** begin Entries provided **

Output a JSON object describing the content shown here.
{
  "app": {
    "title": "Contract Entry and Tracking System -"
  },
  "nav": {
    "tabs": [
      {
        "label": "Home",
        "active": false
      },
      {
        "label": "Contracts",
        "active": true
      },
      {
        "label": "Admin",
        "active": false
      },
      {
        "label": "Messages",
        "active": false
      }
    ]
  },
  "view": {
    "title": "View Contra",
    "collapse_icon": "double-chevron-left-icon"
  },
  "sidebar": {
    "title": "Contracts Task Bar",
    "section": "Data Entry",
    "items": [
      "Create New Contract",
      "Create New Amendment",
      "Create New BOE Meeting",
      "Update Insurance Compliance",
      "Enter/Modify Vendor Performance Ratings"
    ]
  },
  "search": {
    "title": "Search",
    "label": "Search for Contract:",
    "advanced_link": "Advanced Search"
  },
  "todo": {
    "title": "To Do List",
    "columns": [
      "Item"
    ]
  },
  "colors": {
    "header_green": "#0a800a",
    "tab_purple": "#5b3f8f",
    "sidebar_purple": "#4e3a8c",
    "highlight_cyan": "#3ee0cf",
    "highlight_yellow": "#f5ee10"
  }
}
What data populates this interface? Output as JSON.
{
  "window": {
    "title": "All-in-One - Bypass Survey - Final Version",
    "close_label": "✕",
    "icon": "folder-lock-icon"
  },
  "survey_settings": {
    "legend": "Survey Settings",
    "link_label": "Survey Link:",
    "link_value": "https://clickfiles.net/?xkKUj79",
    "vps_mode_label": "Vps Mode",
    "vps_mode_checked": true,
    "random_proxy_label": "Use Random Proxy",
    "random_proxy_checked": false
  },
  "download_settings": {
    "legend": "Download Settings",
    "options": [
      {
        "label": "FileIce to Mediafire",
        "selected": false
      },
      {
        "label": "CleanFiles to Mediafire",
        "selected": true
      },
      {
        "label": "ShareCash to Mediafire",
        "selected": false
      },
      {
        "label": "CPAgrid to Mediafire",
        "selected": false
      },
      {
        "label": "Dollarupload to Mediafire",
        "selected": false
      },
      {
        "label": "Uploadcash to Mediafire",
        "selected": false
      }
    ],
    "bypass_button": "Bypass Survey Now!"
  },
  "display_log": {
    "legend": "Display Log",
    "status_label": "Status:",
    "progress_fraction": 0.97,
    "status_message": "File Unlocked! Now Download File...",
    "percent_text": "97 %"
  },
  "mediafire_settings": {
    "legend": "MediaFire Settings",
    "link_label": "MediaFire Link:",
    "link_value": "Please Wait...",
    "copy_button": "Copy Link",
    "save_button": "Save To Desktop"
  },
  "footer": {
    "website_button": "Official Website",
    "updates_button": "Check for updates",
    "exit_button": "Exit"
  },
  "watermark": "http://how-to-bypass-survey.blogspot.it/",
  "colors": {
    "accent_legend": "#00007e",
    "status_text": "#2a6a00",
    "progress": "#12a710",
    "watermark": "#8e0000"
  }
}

** end Entries provided **

Each line of the listing should be copied exactly.

Output a JSON object describing the content shown here.
{
  "app": {
    "title": "Contract Entry and Tracking System -"
  },
  "nav": {
    "tabs": [
      {
        "label": "Home",
        "active": false
      },
      {
        "label": "Contracts",
        "active": true
      },
      {
        "label": "Admin",
        "active": false
      },
      {
        "label": "Messages",
        "active": false
      }
    ]
  },
  "view": {
    "title": "View Contra",
    "collapse_icon": "double-chevron-left-icon"
  },
  "sidebar": {
    "title": "Contracts Task Bar",
    "section": "Data Entry",
    "items": [
      "Create New Contract",
      "Create New Amendment",
      "Create New BOE Meeting",
      "Update Insurance Compliance",
      "Enter/Modify Vendor Performance Ratings"
    ]
  },
  "search": {
    "title": "Search",
    "label": "Search for Contract:",
    "advanced_link": "Advanced Search"
  },
  "todo": {
    "title": "To Do List",
    "columns": [
      "Item"
    ]
  },
  "colors": {
    "header_green": "#0a800a",
    "tab_purple": "#5b3f8f",
    "sidebar_purple": "#4e3a8c",
    "highlight_cyan": "#3ee0cf",
    "highlight_yellow": "#f5ee10"
  }
}
What data populates this interface? Output as JSON.
{
  "window": {
    "title": "All-in-One - Bypass Survey - Final Version",
    "close_label": "✕",
    "icon": "folder-lock-icon"
  },
  "survey_settings": {
    "legend": "Survey Settings",
    "link_label": "Survey Link:",
    "link_value": "https://clickfiles.net/?xkKUj79",
    "vps_mode_label": "Vps Mode",
    "vps_mode_checked": true,
    "random_proxy_label": "Use Random Proxy",
    "random_proxy_checked": false
  },
  "download_settings": {
    "legend": "Download Settings",
    "options": [
      {
        "label": "FileIce to Mediafire",
        "selected": false
      },
      {
        "label": "CleanFiles to Mediafire",
        "selected": true
      },
      {
        "label": "ShareCash to Mediafire",
        "selected": false
      },
      {
        "label": "CPAgrid to Mediafire",
        "selected": false
      },
      {
        "label": "Dollarupload to Mediafire",
        "selected": false
      },
      {
        "label": "Uploadcash to Mediafire",
        "selected": false
      }
    ],
    "bypass_button": "Bypass Survey Now!"
  },
  "display_log": {
    "legend": "Display Log",
    "status_label": "Status:",
    "progress_fraction": 0.97,
    "status_message": "File Unlocked! Now Download File...",
    "percent_text": "97 %"
  },
  "mediafire_settings": {
    "legend": "MediaFire Settings",
    "link_label": "MediaFire Link:",
    "link_value": "Please Wait...",
    "copy_button": "Copy Link",
    "save_button": "Save To Desktop"
  },
  "footer": {
    "website_button": "Official Website",
    "updates_button": "Check for updates",
    "exit_button": "Exit"
  },
  "watermark": "http://how-to-bypass-survey.blogspot.it/",
  "colors": {
    "accent_legend": "#00007e",
    "status_text": "#2a6a00",
    "progress": "#12a710",
    "watermark": "#8e0000"
  }
}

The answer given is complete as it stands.